Dataset items
****************************************
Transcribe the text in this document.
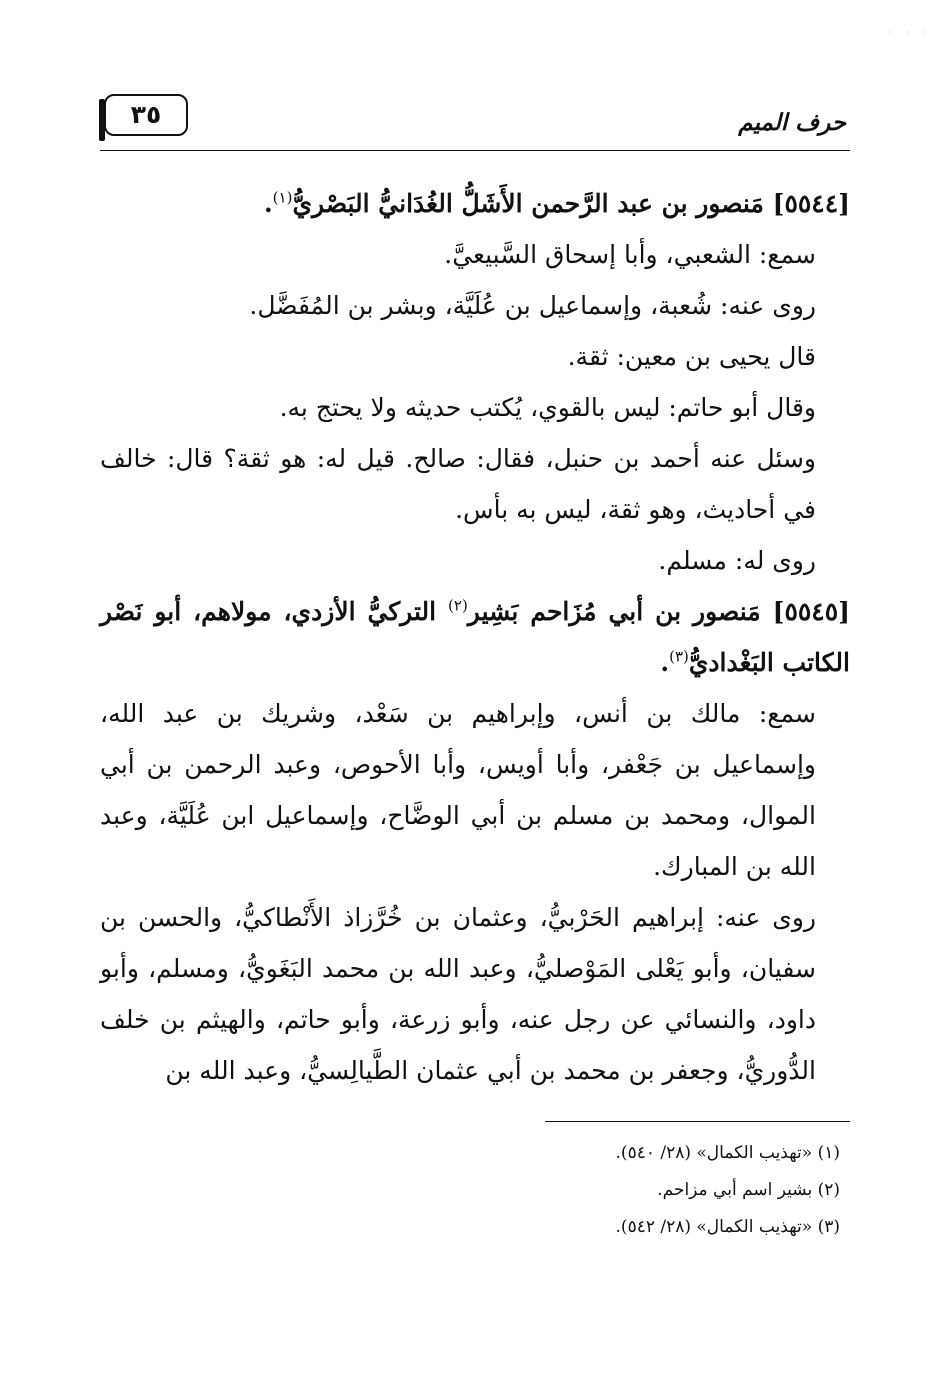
· · ·
٣٥	حرف الميم

[٥٥٤٤] مَنصور بن عبد الرَّحمن الأَشَلُّ الغُدَانيُّ البَصْريُّ$^{(١)}$.

سمع: الشعبي، وأبا إسحاق السَّبيعيَّ.

روى عنه: شُعبة، وإسماعيل بن عُلَيَّة، وبشر بن المُفَضَّل.

قال يحيى بن معين: ثقة.

وقال أبو حاتم: ليس بالقوي، يُكتب حديثه ولا يحتج به.

وسئل عنه أحمد بن حنبل، فقال: صالح. قيل له: هو ثقة؟ قال: خالف في أحاديث، وهو ثقة، ليس به بأس.

روى له: مسلم.

[٥٥٤٥] مَنصور بن أبي مُزَاحم بَشِير$^{(٢)}$ التركيُّ الأزدي، مولاهم، أبو نَصْر الكاتب البَغْداديُّ$^{(٣)}$.

سمع: مالك بن أنس، وإبراهيم بن سَعْد، وشريك بن عبد الله، وإسماعيل بن جَعْفر، وأبا أويس، وأبا الأحوص، وعبد الرحمن بن أبي الموال، ومحمد بن مسلم بن أبي الوضَّاح، وإسماعيل ابن عُلَيَّة، وعبد الله بن المبارك.

روى عنه: إبراهيم الحَرْبيُّ، وعثمان بن خُرَّزاذ الأَنْطاكيُّ، والحسن بن سفيان، وأبو يَعْلى المَوْصليُّ، وعبد الله بن محمد البَغَويُّ، ومسلم، وأبو داود، والنسائي عن رجل عنه، وأبو زرعة، وأبو حاتم، والهيثم بن خلف الدُّوريُّ، وجعفر بن محمد بن أبي عثمان الطَّيالِسيُّ، وعبد الله بن

(١) «تهذيب الكمال» (٢٨/ ٥٤٠).

(٢) بشير اسم أبي مزاحم.

(٣) «تهذيب الكمال» (٢٨/ ٥٤٢).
****************************************
◆ Instruction ◆
Reproduce every record above exactly, but leave out the pictures.

◆ Completed exercise ◆
Transcribe the text in this document.
· · ·
٣٥	حرف الميم

[٥٥٤٤] مَنصور بن عبد الرَّحمن الأَشَلُّ الغُدَانيُّ البَصْريُّ$^{(١)}$.

سمع: الشعبي، وأبا إسحاق السَّبيعيَّ.

روى عنه: شُعبة، وإسماعيل بن عُلَيَّة، وبشر بن المُفَضَّل.

قال يحيى بن معين: ثقة.

وقال أبو حاتم: ليس بالقوي، يُكتب حديثه ولا يحتج به.

وسئل عنه أحمد بن حنبل، فقال: صالح. قيل له: هو ثقة؟ قال: خالف في أحاديث، وهو ثقة، ليس به بأس.

روى له: مسلم.

[٥٥٤٥] مَنصور بن أبي مُزَاحم بَشِير$^{(٢)}$ التركيُّ الأزدي، مولاهم، أبو نَصْر الكاتب البَغْداديُّ$^{(٣)}$.

سمع: مالك بن أنس، وإبراهيم بن سَعْد، وشريك بن عبد الله، وإسماعيل بن جَعْفر، وأبا أويس، وأبا الأحوص، وعبد الرحمن بن أبي الموال، ومحمد بن مسلم بن أبي الوضَّاح، وإسماعيل ابن عُلَيَّة، وعبد الله بن المبارك.

روى عنه: إبراهيم الحَرْبيُّ، وعثمان بن خُرَّزاذ الأَنْطاكيُّ، والحسن بن سفيان، وأبو يَعْلى المَوْصليُّ، وعبد الله بن محمد البَغَويُّ، ومسلم، وأبو داود، والنسائي عن رجل عنه، وأبو زرعة، وأبو حاتم، والهيثم بن خلف الدُّوريُّ، وجعفر بن محمد بن أبي عثمان الطَّيالِسيُّ، وعبد الله بن

(١) «تهذيب الكمال» (٢٨/ ٥٤٠).

(٢) بشير اسم أبي مزاحم.

(٣) «تهذيب الكمال» (٢٨/ ٥٤٢).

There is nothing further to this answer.